**Aim of the exercise**
Every entry must be echoed exactly.

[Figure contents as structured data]

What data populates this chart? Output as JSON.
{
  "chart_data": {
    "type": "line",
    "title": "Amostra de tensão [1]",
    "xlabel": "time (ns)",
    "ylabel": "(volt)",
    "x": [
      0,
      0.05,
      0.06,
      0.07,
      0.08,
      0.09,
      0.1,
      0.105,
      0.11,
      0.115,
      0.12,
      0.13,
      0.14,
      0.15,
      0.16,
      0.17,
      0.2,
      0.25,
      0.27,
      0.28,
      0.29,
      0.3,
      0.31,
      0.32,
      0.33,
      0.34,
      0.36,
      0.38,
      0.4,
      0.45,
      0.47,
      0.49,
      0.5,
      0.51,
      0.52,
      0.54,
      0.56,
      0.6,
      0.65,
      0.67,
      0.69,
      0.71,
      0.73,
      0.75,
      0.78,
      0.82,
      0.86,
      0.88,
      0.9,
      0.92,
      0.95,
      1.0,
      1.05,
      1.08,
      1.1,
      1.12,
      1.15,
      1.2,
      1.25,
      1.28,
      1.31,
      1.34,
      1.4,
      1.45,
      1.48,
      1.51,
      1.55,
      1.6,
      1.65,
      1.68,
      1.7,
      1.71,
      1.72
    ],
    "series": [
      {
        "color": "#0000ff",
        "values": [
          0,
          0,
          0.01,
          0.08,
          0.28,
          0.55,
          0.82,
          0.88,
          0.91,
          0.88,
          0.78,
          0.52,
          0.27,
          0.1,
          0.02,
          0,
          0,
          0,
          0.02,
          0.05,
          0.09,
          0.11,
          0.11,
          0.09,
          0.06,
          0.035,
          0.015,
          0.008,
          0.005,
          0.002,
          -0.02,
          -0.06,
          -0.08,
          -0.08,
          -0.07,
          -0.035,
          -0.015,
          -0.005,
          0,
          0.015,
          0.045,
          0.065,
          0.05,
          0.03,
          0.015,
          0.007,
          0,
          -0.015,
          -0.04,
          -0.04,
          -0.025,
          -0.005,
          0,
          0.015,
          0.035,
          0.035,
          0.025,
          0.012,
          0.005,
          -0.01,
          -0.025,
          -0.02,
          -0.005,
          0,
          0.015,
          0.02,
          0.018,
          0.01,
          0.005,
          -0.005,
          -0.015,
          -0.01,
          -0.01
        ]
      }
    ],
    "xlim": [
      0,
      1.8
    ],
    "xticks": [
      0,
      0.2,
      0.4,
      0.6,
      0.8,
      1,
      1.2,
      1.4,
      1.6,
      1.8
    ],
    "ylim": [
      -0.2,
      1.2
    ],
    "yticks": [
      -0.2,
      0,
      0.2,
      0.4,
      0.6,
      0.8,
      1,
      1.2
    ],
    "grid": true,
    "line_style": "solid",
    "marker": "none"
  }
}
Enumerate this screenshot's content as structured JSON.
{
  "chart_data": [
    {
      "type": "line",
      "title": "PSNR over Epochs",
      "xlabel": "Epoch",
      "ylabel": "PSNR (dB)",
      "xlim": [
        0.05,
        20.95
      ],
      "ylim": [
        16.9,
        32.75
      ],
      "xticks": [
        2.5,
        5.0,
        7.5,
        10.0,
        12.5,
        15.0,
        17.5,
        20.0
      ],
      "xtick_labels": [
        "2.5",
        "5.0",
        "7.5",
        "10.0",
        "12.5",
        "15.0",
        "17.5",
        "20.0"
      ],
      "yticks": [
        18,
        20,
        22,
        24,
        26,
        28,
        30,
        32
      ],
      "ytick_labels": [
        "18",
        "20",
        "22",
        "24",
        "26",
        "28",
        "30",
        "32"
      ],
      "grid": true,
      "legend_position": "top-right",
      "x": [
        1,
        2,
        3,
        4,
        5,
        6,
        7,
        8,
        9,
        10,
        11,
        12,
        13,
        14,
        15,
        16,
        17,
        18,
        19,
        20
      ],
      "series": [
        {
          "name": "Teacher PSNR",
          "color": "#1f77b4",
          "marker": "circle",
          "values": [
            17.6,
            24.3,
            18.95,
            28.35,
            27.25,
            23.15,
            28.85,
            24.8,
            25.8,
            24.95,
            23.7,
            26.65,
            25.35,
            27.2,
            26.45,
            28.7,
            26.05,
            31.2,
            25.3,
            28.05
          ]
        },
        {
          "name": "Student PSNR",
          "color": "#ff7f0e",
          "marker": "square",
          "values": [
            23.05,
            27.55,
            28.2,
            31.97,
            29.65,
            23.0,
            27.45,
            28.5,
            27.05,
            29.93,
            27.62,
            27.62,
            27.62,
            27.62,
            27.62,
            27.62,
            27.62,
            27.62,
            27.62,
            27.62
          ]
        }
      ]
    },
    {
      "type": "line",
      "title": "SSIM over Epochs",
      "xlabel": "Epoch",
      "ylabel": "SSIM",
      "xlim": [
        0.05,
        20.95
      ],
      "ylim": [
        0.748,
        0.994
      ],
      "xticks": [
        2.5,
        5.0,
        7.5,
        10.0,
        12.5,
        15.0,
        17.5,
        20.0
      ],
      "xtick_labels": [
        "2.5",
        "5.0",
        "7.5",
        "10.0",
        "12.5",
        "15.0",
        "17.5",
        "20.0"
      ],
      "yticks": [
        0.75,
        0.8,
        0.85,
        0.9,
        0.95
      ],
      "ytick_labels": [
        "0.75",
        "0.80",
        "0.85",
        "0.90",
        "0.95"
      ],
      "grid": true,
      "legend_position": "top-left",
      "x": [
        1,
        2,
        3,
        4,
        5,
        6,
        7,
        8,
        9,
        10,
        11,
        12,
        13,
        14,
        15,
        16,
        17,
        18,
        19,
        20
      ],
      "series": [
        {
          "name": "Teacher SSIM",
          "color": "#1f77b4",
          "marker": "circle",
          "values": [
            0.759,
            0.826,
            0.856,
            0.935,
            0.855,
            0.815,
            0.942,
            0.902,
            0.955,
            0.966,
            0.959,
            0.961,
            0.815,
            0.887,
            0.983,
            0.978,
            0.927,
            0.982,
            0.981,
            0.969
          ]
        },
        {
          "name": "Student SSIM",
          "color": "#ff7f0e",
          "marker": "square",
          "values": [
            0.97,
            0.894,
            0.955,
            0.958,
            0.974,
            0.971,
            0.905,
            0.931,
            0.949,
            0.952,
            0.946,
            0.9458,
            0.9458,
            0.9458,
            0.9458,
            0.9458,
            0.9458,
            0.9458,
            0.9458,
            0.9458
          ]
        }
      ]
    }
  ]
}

**Reply to the exercise**
What data populates this chart? Output as JSON.
{
  "chart_data": {
    "type": "line",
    "title": "Amostra de tensão [1]",
    "xlabel": "time (ns)",
    "ylabel": "(volt)",
    "x": [
      0,
      0.05,
      0.06,
      0.07,
      0.08,
      0.09,
      0.1,
      0.105,
      0.11,
      0.115,
      0.12,
      0.13,
      0.14,
      0.15,
      0.16,
      0.17,
      0.2,
      0.25,
      0.27,
      0.28,
      0.29,
      0.3,
      0.31,
      0.32,
      0.33,
      0.34,
      0.36,
      0.38,
      0.4,
      0.45,
      0.47,
      0.49,
      0.5,
      0.51,
      0.52,
      0.54,
      0.56,
      0.6,
      0.65,
      0.67,
      0.69,
      0.71,
      0.73,
      0.75,
      0.78,
      0.82,
      0.86,
      0.88,
      0.9,
      0.92,
      0.95,
      1.0,
      1.05,
      1.08,
      1.1,
      1.12,
      1.15,
      1.2,
      1.25,
      1.28,
      1.31,
      1.34,
      1.4,
      1.45,
      1.48,
      1.51,
      1.55,
      1.6,
      1.65,
      1.68,
      1.7,
      1.71,
      1.72
    ],
    "series": [
      {
        "color": "#0000ff",
        "values": [
          0,
          0,
          0.01,
          0.08,
          0.28,
          0.55,
          0.82,
          0.88,
          0.91,
          0.88,
          0.78,
          0.52,
          0.27,
          0.1,
          0.02,
          0,
          0,
          0,
          0.02,
          0.05,
          0.09,
          0.11,
          0.11,
          0.09,
          0.06,
          0.035,
          0.015,
          0.008,
          0.005,
          0.002,
          -0.02,
          -0.06,
          -0.08,
          -0.08,
          -0.07,
          -0.035,
          -0.015,
          -0.005,
          0,
          0.015,
          0.045,
          0.065,
          0.05,
          0.03,
          0.015,
          0.007,
          0,
          -0.015,
          -0.04,
          -0.04,
          -0.025,
          -0.005,
          0,
          0.015,
          0.035,
          0.035,
          0.025,
          0.012,
          0.005,
          -0.01,
          -0.025,
          -0.02,
          -0.005,
          0,
          0.015,
          0.02,
          0.018,
          0.01,
          0.005,
          -0.005,
          -0.015,
          -0.01,
          -0.01
        ]
      }
    ],
    "xlim": [
      0,
      1.8
    ],
    "xticks": [
      0,
      0.2,
      0.4,
      0.6,
      0.8,
      1,
      1.2,
      1.4,
      1.6,
      1.8
    ],
    "ylim": [
      -0.2,
      1.2
    ],
    "yticks": [
      -0.2,
      0,
      0.2,
      0.4,
      0.6,
      0.8,
      1,
      1.2
    ],
    "grid": true,
    "line_style": "solid",
    "marker": "none"
  }
}
Enumerate this screenshot's content as structured JSON.
{
  "chart_data": [
    {
      "type": "line",
      "title": "PSNR over Epochs",
      "xlabel": "Epoch",
      "ylabel": "PSNR (dB)",
      "xlim": [
        0.05,
        20.95
      ],
      "ylim": [
        16.9,
        32.75
      ],
      "xticks": [
        2.5,
        5.0,
        7.5,
        10.0,
        12.5,
        15.0,
        17.5,
        20.0
      ],
      "xtick_labels": [
        "2.5",
        "5.0",
        "7.5",
        "10.0",
        "12.5",
        "15.0",
        "17.5",
        "20.0"
      ],
      "yticks": [
        18,
        20,
        22,
        24,
        26,
        28,
        30,
        32
      ],
      "ytick_labels": [
        "18",
        "20",
        "22",
        "24",
        "26",
        "28",
        "30",
        "32"
      ],
      "grid": true,
      "legend_position": "top-right",
      "x": [
        1,
        2,
        3,
        4,
        5,
        6,
        7,
        8,
        9,
        10,
        11,
        12,
        13,
        14,
        15,
        16,
        17,
        18,
        19,
        20
      ],
      "series": [
        {
          "name": "Teacher PSNR",
          "color": "#1f77b4",
          "marker": "circle",
          "values": [
            17.6,
            24.3,
            18.95,
            28.35,
            27.25,
            23.15,
            28.85,
            24.8,
            25.8,
            24.95,
            23.7,
            26.65,
            25.35,
            27.2,
            26.45,
            28.7,
            26.05,
            31.2,
            25.3,
            28.05
          ]
        },
        {
          "name": "Student PSNR",
          "color": "#ff7f0e",
          "marker": "square",
          "values": [
            23.05,
            27.55,
            28.2,
            31.97,
            29.65,
            23.0,
            27.45,
            28.5,
            27.05,
            29.93,
            27.62,
            27.62,
            27.62,
            27.62,
            27.62,
            27.62,
            27.62,
            27.62,
            27.62,
            27.62
          ]
        }
      ]
    },
    {
      "type": "line",
      "title": "SSIM over Epochs",
      "xlabel": "Epoch",
      "ylabel": "SSIM",
      "xlim": [
        0.05,
        20.95
      ],
      "ylim": [
        0.748,
        0.994
      ],
      "xticks": [
        2.5,
        5.0,
        7.5,
        10.0,
        12.5,
        15.0,
        17.5,
        20.0
      ],
      "xtick_labels": [
        "2.5",
        "5.0",
        "7.5",
        "10.0",
        "12.5",
        "15.0",
        "17.5",
        "20.0"
      ],
      "yticks": [
        0.75,
        0.8,
        0.85,
        0.9,
        0.95
      ],
      "ytick_labels": [
        "0.75",
        "0.80",
        "0.85",
        "0.90",
        "0.95"
      ],
      "grid": true,
      "legend_position": "top-left",
      "x": [
        1,
        2,
        3,
        4,
        5,
        6,
        7,
        8,
        9,
        10,
        11,
        12,
        13,
        14,
        15,
        16,
        17,
        18,
        19,
        20
      ],
      "series": [
        {
          "name": "Teacher SSIM",
          "color": "#1f77b4",
          "marker": "circle",
          "values": [
            0.759,
            0.826,
            0.856,
            0.935,
            0.855,
            0.815,
            0.942,
            0.902,
            0.955,
            0.966,
            0.959,
            0.961,
            0.815,
            0.887,
            0.983,
            0.978,
            0.927,
            0.982,
            0.981,
            0.969
          ]
        },
        {
          "name": "Student SSIM",
          "color": "#ff7f0e",
          "marker": "square",
          "values": [
            0.97,
            0.894,
            0.955,
            0.958,
            0.974,
            0.971,
            0.905,
            0.931,
            0.949,
            0.952,
            0.946,
            0.9458,
            0.9458,
            0.9458,
            0.9458,
            0.9458,
            0.9458,
            0.9458,
            0.9458,
            0.9458
          ]
        }
      ]
    }
  ]
}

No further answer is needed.